#### DATASET
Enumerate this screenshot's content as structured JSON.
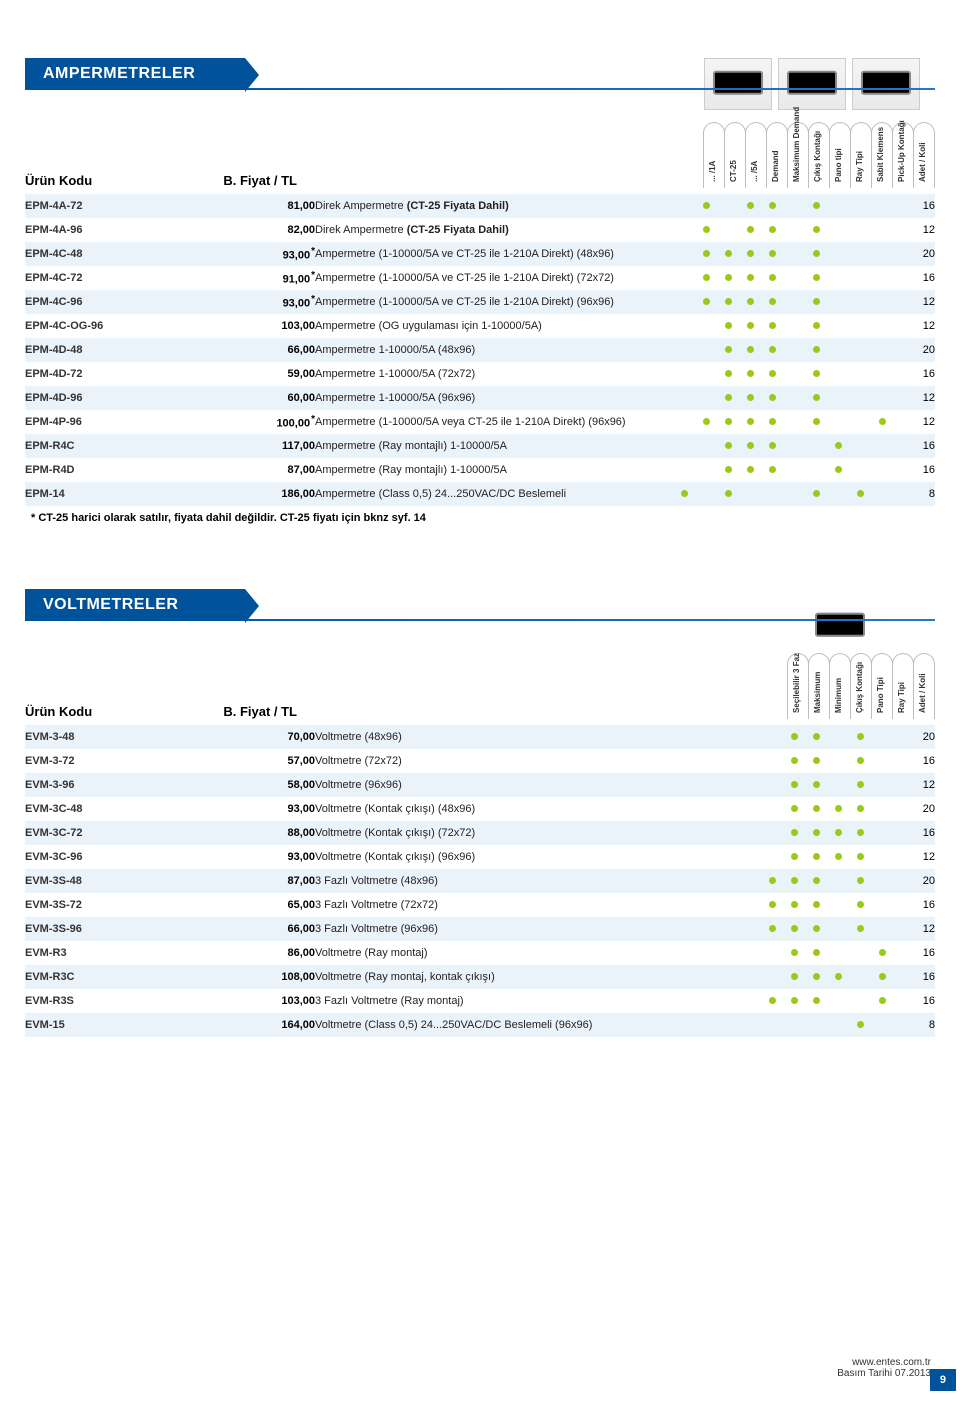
{
  "sectionA": {
    "title": "AMPERMETRELER",
    "codeHeader": "Ürün Kodu",
    "priceHeader": "B. Fiyat / TL",
    "featureCols": [
      "... /1A",
      "CT-25",
      "... /5A",
      "Demand",
      "Maksimum\nDemand",
      "Çıkış Kontağı",
      "Pano tipi",
      "Ray Tipi",
      "Sabit Klemens",
      "Pick-Up Kontağı",
      "Adet / Koli"
    ],
    "rows": [
      {
        "code": "EPM-4A-72",
        "price": "81,00",
        "star": false,
        "desc": "Direk Ampermetre",
        "tag": "(CT-25 Fiyata Dahil)",
        "feat": [
          0,
          1,
          0,
          1,
          1,
          0,
          1,
          0,
          0,
          0
        ],
        "qty": "16"
      },
      {
        "code": "EPM-4A-96",
        "price": "82,00",
        "star": false,
        "desc": "Direk Ampermetre",
        "tag": "(CT-25 Fiyata Dahil)",
        "feat": [
          0,
          1,
          0,
          1,
          1,
          0,
          1,
          0,
          0,
          0
        ],
        "qty": "12"
      },
      {
        "code": "EPM-4C-48",
        "price": "93,00",
        "star": true,
        "desc": "Ampermetre (1-10000/5A ve CT-25 ile 1-210A Direkt) (48x96)",
        "tag": "",
        "feat": [
          0,
          1,
          1,
          1,
          1,
          0,
          1,
          0,
          0,
          0
        ],
        "qty": "20"
      },
      {
        "code": "EPM-4C-72",
        "price": "91,00",
        "star": true,
        "desc": "Ampermetre (1-10000/5A ve CT-25 ile 1-210A Direkt) (72x72)",
        "tag": "",
        "feat": [
          0,
          1,
          1,
          1,
          1,
          0,
          1,
          0,
          0,
          0
        ],
        "qty": "16"
      },
      {
        "code": "EPM-4C-96",
        "price": "93,00",
        "star": true,
        "desc": "Ampermetre (1-10000/5A ve CT-25 ile 1-210A Direkt) (96x96)",
        "tag": "",
        "feat": [
          0,
          1,
          1,
          1,
          1,
          0,
          1,
          0,
          0,
          0
        ],
        "qty": "12"
      },
      {
        "code": "EPM-4C-OG-96",
        "price": "103,00",
        "star": false,
        "desc": "Ampermetre (OG uygulaması için 1-10000/5A)",
        "tag": "",
        "feat": [
          0,
          0,
          1,
          1,
          1,
          0,
          1,
          0,
          0,
          0
        ],
        "qty": "12"
      },
      {
        "code": "EPM-4D-48",
        "price": "66,00",
        "star": false,
        "desc": "Ampermetre 1-10000/5A (48x96)",
        "tag": "",
        "feat": [
          0,
          0,
          1,
          1,
          1,
          0,
          1,
          0,
          0,
          0
        ],
        "qty": "20"
      },
      {
        "code": "EPM-4D-72",
        "price": "59,00",
        "star": false,
        "desc": "Ampermetre 1-10000/5A (72x72)",
        "tag": "",
        "feat": [
          0,
          0,
          1,
          1,
          1,
          0,
          1,
          0,
          0,
          0
        ],
        "qty": "16"
      },
      {
        "code": "EPM-4D-96",
        "price": "60,00",
        "star": false,
        "desc": "Ampermetre 1-10000/5A (96x96)",
        "tag": "",
        "feat": [
          0,
          0,
          1,
          1,
          1,
          0,
          1,
          0,
          0,
          0
        ],
        "qty": "12"
      },
      {
        "code": "EPM-4P-96",
        "price": "100,00",
        "star": true,
        "desc": "Ampermetre (1-10000/5A veya CT-25 ile 1-210A Direkt) (96x96)",
        "tag": "",
        "feat": [
          0,
          1,
          1,
          1,
          1,
          0,
          1,
          0,
          0,
          1
        ],
        "qty": "12"
      },
      {
        "code": "EPM-R4C",
        "price": "117,00",
        "star": false,
        "desc": "Ampermetre (Ray montajlı) 1-10000/5A",
        "tag": "",
        "feat": [
          0,
          0,
          1,
          1,
          1,
          0,
          0,
          1,
          0,
          0
        ],
        "qty": "16"
      },
      {
        "code": "EPM-R4D",
        "price": "87,00",
        "star": false,
        "desc": "Ampermetre (Ray montajlı) 1-10000/5A",
        "tag": "",
        "feat": [
          0,
          0,
          1,
          1,
          1,
          0,
          0,
          1,
          0,
          0
        ],
        "qty": "16"
      },
      {
        "code": "EPM-14",
        "price": "186,00",
        "star": false,
        "desc": "Ampermetre (Class 0,5) 24...250VAC/DC Beslemeli",
        "tag": "",
        "feat": [
          1,
          0,
          1,
          0,
          0,
          0,
          1,
          0,
          1,
          0
        ],
        "qty": "8"
      }
    ],
    "footnote": "* CT-25 harici olarak satılır, fiyata dahil değildir. CT-25 fiyatı için bknz syf. 14"
  },
  "sectionB": {
    "title": "VOLTMETRELER",
    "codeHeader": "Ürün Kodu",
    "priceHeader": "B. Fiyat / TL",
    "featureCols": [
      "Seçilebilir 3 Faz",
      "Maksimum",
      "Minimum",
      "Çıkış Kontağı",
      "Pano Tipi",
      "Ray Tipi",
      "Adet / Koli"
    ],
    "rows": [
      {
        "code": "EVM-3-48",
        "price": "70,00",
        "desc": "Voltmetre (48x96)",
        "feat": [
          0,
          1,
          1,
          0,
          1,
          0
        ],
        "qty": "20"
      },
      {
        "code": "EVM-3-72",
        "price": "57,00",
        "desc": "Voltmetre (72x72)",
        "feat": [
          0,
          1,
          1,
          0,
          1,
          0
        ],
        "qty": "16"
      },
      {
        "code": "EVM-3-96",
        "price": "58,00",
        "desc": "Voltmetre (96x96)",
        "feat": [
          0,
          1,
          1,
          0,
          1,
          0
        ],
        "qty": "12"
      },
      {
        "code": "EVM-3C-48",
        "price": "93,00",
        "desc": "Voltmetre (Kontak çıkışı) (48x96)",
        "feat": [
          0,
          1,
          1,
          1,
          1,
          0
        ],
        "qty": "20"
      },
      {
        "code": "EVM-3C-72",
        "price": "88,00",
        "desc": "Voltmetre (Kontak çıkışı) (72x72)",
        "feat": [
          0,
          1,
          1,
          1,
          1,
          0
        ],
        "qty": "16"
      },
      {
        "code": "EVM-3C-96",
        "price": "93,00",
        "desc": "Voltmetre (Kontak çıkışı) (96x96)",
        "feat": [
          0,
          1,
          1,
          1,
          1,
          0
        ],
        "qty": "12"
      },
      {
        "code": "EVM-3S-48",
        "price": "87,00",
        "desc": "3 Fazlı Voltmetre (48x96)",
        "feat": [
          1,
          1,
          1,
          0,
          1,
          0
        ],
        "qty": "20"
      },
      {
        "code": "EVM-3S-72",
        "price": "65,00",
        "desc": "3 Fazlı Voltmetre (72x72)",
        "feat": [
          1,
          1,
          1,
          0,
          1,
          0
        ],
        "qty": "16"
      },
      {
        "code": "EVM-3S-96",
        "price": "66,00",
        "desc": "3 Fazlı Voltmetre (96x96)",
        "feat": [
          1,
          1,
          1,
          0,
          1,
          0
        ],
        "qty": "12"
      },
      {
        "code": "EVM-R3",
        "price": "86,00",
        "desc": "Voltmetre (Ray montaj)",
        "feat": [
          0,
          1,
          1,
          0,
          0,
          1
        ],
        "qty": "16"
      },
      {
        "code": "EVM-R3C",
        "price": "108,00",
        "desc": "Voltmetre (Ray montaj, kontak çıkışı)",
        "feat": [
          0,
          1,
          1,
          1,
          0,
          1
        ],
        "qty": "16"
      },
      {
        "code": "EVM-R3S",
        "price": "103,00",
        "desc": "3 Fazlı Voltmetre (Ray montaj)",
        "feat": [
          1,
          1,
          1,
          0,
          0,
          1
        ],
        "qty": "16"
      },
      {
        "code": "EVM-15",
        "price": "164,00",
        "desc": "Voltmetre (Class 0,5)  24...250VAC/DC Beslemeli (96x96)",
        "feat": [
          0,
          0,
          0,
          0,
          1,
          0
        ],
        "qty": "8"
      }
    ]
  },
  "footer": {
    "url": "www.entes.com.tr",
    "date": "Basım Tarihi 07.2013",
    "page": "9"
  }
}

#### EXERCISE AIM
Find and copy every line in the entries above where the string "için" occurs.

#### RESPONSE TO THIS TASK
        "desc": "Ampermetre (OG uygulaması için 1-10000/5A)",
    "footnote": "* CT-25 harici olarak satılır, fiyata dahil değildir. CT-25 fiyatı için bknz syf. 14"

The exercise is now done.